▸ WHAT IS EXPECTED
Copy all of the material below line for line without changing anything, but omit the pictures.

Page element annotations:
· · ·

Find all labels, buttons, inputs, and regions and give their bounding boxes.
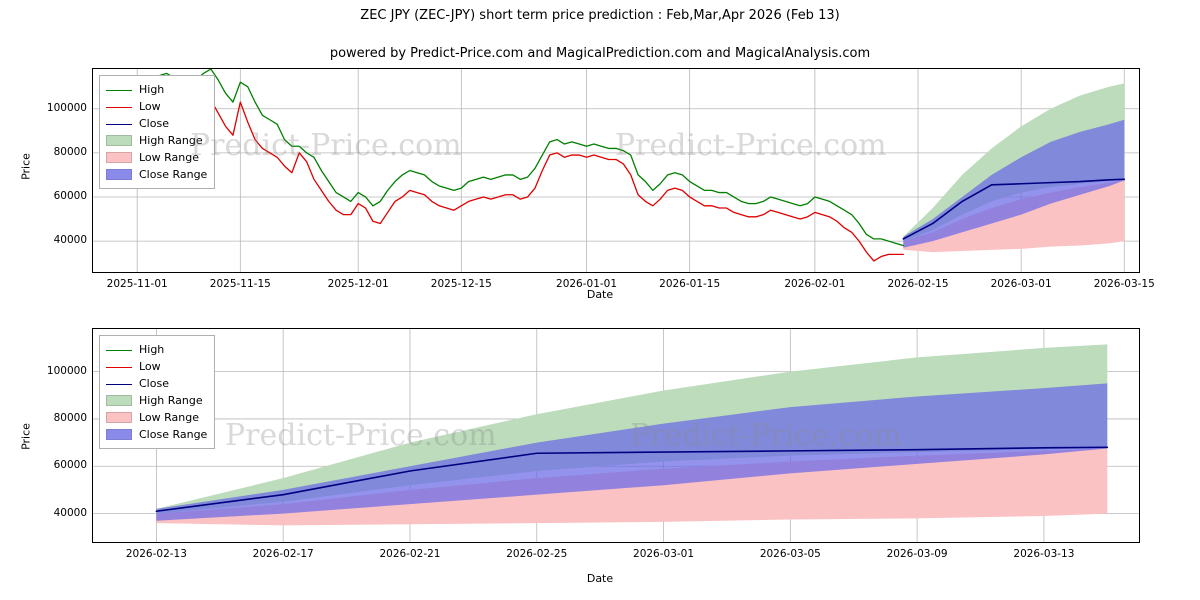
x-tick-label: 2025-12-15 <box>430 278 492 290</box>
legend-item: Low <box>106 358 207 375</box>
legend-item: Close Range <box>106 166 207 183</box>
top-plot-svg <box>93 69 1139 272</box>
x-tick-label: 2026-03-01 <box>633 548 695 560</box>
legend-line-swatch <box>106 118 132 129</box>
y-tick-label: 60000 <box>53 459 87 472</box>
legend-patch-swatch <box>106 152 132 163</box>
x-tick-label: 2026-02-13 <box>125 548 187 560</box>
x-tick-label: 2026-02-21 <box>379 548 441 560</box>
y-tick-label: 40000 <box>53 506 87 519</box>
top-chart-panel: Price Date 40000 60000 80000 100000 2025-11-… <box>0 60 1200 320</box>
x-tick-label: 2026-03-01 <box>990 278 1052 290</box>
x-tick-label: 2026-02-15 <box>887 278 949 290</box>
x-tick-label: 2026-02-25 <box>506 548 568 560</box>
x-tick-label: 2025-12-01 <box>327 278 389 290</box>
y-tick-label: 80000 <box>53 411 87 424</box>
legend-patch-swatch <box>106 412 132 423</box>
legend-item: High <box>106 81 207 98</box>
page-title: ZEC JPY (ZEC-JPY) short term price predi… <box>360 8 840 23</box>
y-tick-label: 40000 <box>53 234 87 247</box>
legend-line-swatch <box>106 84 132 95</box>
legend-item: Close <box>106 375 207 392</box>
x-tick-label: 2026-03-09 <box>886 548 948 560</box>
legend-patch-swatch <box>106 395 132 406</box>
x-tick-label: 2025-11-01 <box>106 278 168 290</box>
x-tick-label: 2026-03-15 <box>1093 278 1155 290</box>
legend-item: High <box>106 341 207 358</box>
chart-legend: High Low Close High Range Low Range Close Ran… <box>99 335 216 449</box>
top-x-axis-label: Date <box>586 288 614 301</box>
x-tick-label: 2026-01-15 <box>659 278 721 290</box>
legend-item-label: High <box>139 343 165 356</box>
page-subtitle: powered by Predict-Price.com and Magical… <box>329 46 871 61</box>
bottom-plot-area <box>92 328 1140 543</box>
legend-line-swatch <box>106 378 132 389</box>
legend-line-swatch <box>106 344 132 355</box>
x-tick-label: 2026-02-01 <box>784 278 846 290</box>
y-tick-label: 60000 <box>53 189 87 202</box>
legend-item: High Range <box>106 132 207 149</box>
chart-legend: High Low Close High Range Low Range Close Ran… <box>99 75 216 189</box>
legend-item: Low <box>106 98 207 115</box>
y-tick-label: 100000 <box>46 364 87 377</box>
legend-item-label: Low Range <box>139 151 200 164</box>
legend-patch-swatch <box>106 135 132 146</box>
y-tick-label: 100000 <box>46 101 87 114</box>
legend-patch-swatch <box>106 169 132 180</box>
x-tick-label: 2026-03-05 <box>759 548 821 560</box>
x-tick-label: 2026-01-01 <box>556 278 618 290</box>
x-tick-label: 2026-02-17 <box>252 548 314 560</box>
legend-item-label: High Range <box>139 394 203 407</box>
x-tick-label: 2026-03-13 <box>1013 548 1075 560</box>
legend-item-label: High <box>139 83 165 96</box>
legend-item-label: Low <box>139 360 161 373</box>
legend-item: Close <box>106 115 207 132</box>
legend-line-swatch <box>106 101 132 112</box>
top-plot-area <box>92 68 1140 273</box>
bottom-plot-svg <box>93 329 1139 542</box>
legend-item-label: Low <box>139 100 161 113</box>
legend-item-label: Low Range <box>139 411 200 424</box>
bottom-x-axis-label: Date <box>586 572 614 585</box>
legend-item: Close Range <box>106 426 207 443</box>
legend-line-swatch <box>106 361 132 372</box>
legend-item: Low Range <box>106 409 207 426</box>
legend-item-label: Close Range <box>139 428 208 441</box>
bottom-chart-panel: Price Date 40000 60000 80000 100000 2026-02-… <box>0 320 1200 600</box>
legend-item-label: Close <box>139 377 169 390</box>
legend-patch-swatch <box>106 429 132 440</box>
legend-item: Low Range <box>106 149 207 166</box>
y-tick-label: 80000 <box>53 145 87 158</box>
legend-item-label: Close Range <box>139 168 208 181</box>
legend-item-label: High Range <box>139 134 203 147</box>
legend-item: High Range <box>106 392 207 409</box>
legend-item-label: Close <box>139 117 169 130</box>
x-tick-label: 2025-11-15 <box>209 278 271 290</box>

· · ·

▸ ANSWER FOR THIS EXERCISE
Find all labels, buttons, inputs, and regions and give their bounding boxes.
x-tick-label: 2025-12-15 <box>430 278 492 290</box>
legend-item: Low <box>106 358 207 375</box>
legend-item: Close Range <box>106 166 207 183</box>
top-plot-svg <box>93 69 1139 272</box>
x-tick-label: 2026-03-01 <box>633 548 695 560</box>
legend-line-swatch <box>106 118 132 129</box>
y-tick-label: 60000 <box>53 459 87 472</box>
legend-patch-swatch <box>106 152 132 163</box>
x-tick-label: 2026-02-13 <box>125 548 187 560</box>
x-tick-label: 2026-02-21 <box>379 548 441 560</box>
y-tick-label: 40000 <box>53 506 87 519</box>
top-chart-panel: Price Date 40000 60000 80000 100000 2025-11-… <box>0 60 1200 320</box>
x-tick-label: 2026-03-01 <box>990 278 1052 290</box>
x-tick-label: 2026-02-15 <box>887 278 949 290</box>
x-tick-label: 2026-02-25 <box>506 548 568 560</box>
x-tick-label: 2025-12-01 <box>327 278 389 290</box>
y-tick-label: 80000 <box>53 411 87 424</box>
legend-patch-swatch <box>106 412 132 423</box>
legend-item: High <box>106 81 207 98</box>
page-title: ZEC JPY (ZEC-JPY) short term price predi… <box>360 8 840 23</box>
y-tick-label: 40000 <box>53 234 87 247</box>
legend-line-swatch <box>106 84 132 95</box>
legend-item: Close <box>106 375 207 392</box>
x-tick-label: 2026-03-09 <box>886 548 948 560</box>
legend-patch-swatch <box>106 395 132 406</box>
x-tick-label: 2025-11-01 <box>106 278 168 290</box>
x-tick-label: 2026-03-15 <box>1093 278 1155 290</box>
legend-item: High <box>106 341 207 358</box>
chart-legend: High Low Close High Range Low Range Close Ran… <box>99 335 216 449</box>
top-x-axis-label: Date <box>586 288 614 301</box>
x-tick-label: 2026-01-15 <box>659 278 721 290</box>
legend-item-label: High <box>139 343 165 356</box>
page-subtitle: powered by Predict-Price.com and Magical… <box>329 46 871 61</box>
bottom-plot-area <box>92 328 1140 543</box>
legend-line-swatch <box>106 378 132 389</box>
legend-line-swatch <box>106 344 132 355</box>
x-tick-label: 2026-02-01 <box>784 278 846 290</box>
y-tick-label: 60000 <box>53 189 87 202</box>
legend-item: High Range <box>106 132 207 149</box>
chart-legend: High Low Close High Range Low Range Close Ran… <box>99 75 216 189</box>
legend-item: Low <box>106 98 207 115</box>
y-tick-label: 100000 <box>46 364 87 377</box>
legend-item-label: Low Range <box>139 151 200 164</box>
legend-patch-swatch <box>106 135 132 146</box>
y-tick-label: 100000 <box>46 101 87 114</box>
legend-patch-swatch <box>106 169 132 180</box>
x-tick-label: 2026-03-05 <box>759 548 821 560</box>
x-tick-label: 2026-01-01 <box>556 278 618 290</box>
x-tick-label: 2026-02-17 <box>252 548 314 560</box>
legend-item-label: High Range <box>139 394 203 407</box>
x-tick-label: 2026-03-13 <box>1013 548 1075 560</box>
legend-item-label: High <box>139 83 165 96</box>
legend-item-label: Low <box>139 360 161 373</box>
legend-item: Close <box>106 115 207 132</box>
legend-line-swatch <box>106 101 132 112</box>
top-plot-area <box>92 68 1140 273</box>
bottom-plot-svg <box>93 329 1139 542</box>
legend-item-label: Low <box>139 100 161 113</box>
legend-item-label: Low Range <box>139 411 200 424</box>
bottom-x-axis-label: Date <box>586 572 614 585</box>
legend-item: Close Range <box>106 426 207 443</box>
legend-line-swatch <box>106 361 132 372</box>
legend-item: Low Range <box>106 409 207 426</box>
legend-item-label: Close Range <box>139 428 208 441</box>
bottom-chart-panel: Price Date 40000 60000 80000 100000 2026-02-… <box>0 320 1200 600</box>
legend-item-label: Close <box>139 377 169 390</box>
legend-patch-swatch <box>106 429 132 440</box>
legend-item: Low Range <box>106 149 207 166</box>
y-tick-label: 80000 <box>53 145 87 158</box>
legend-item-label: Close Range <box>139 168 208 181</box>
legend-item-label: High Range <box>139 134 203 147</box>
legend-item: High Range <box>106 392 207 409</box>
legend-item-label: Close <box>139 117 169 130</box>
x-tick-label: 2025-11-15 <box>209 278 271 290</box>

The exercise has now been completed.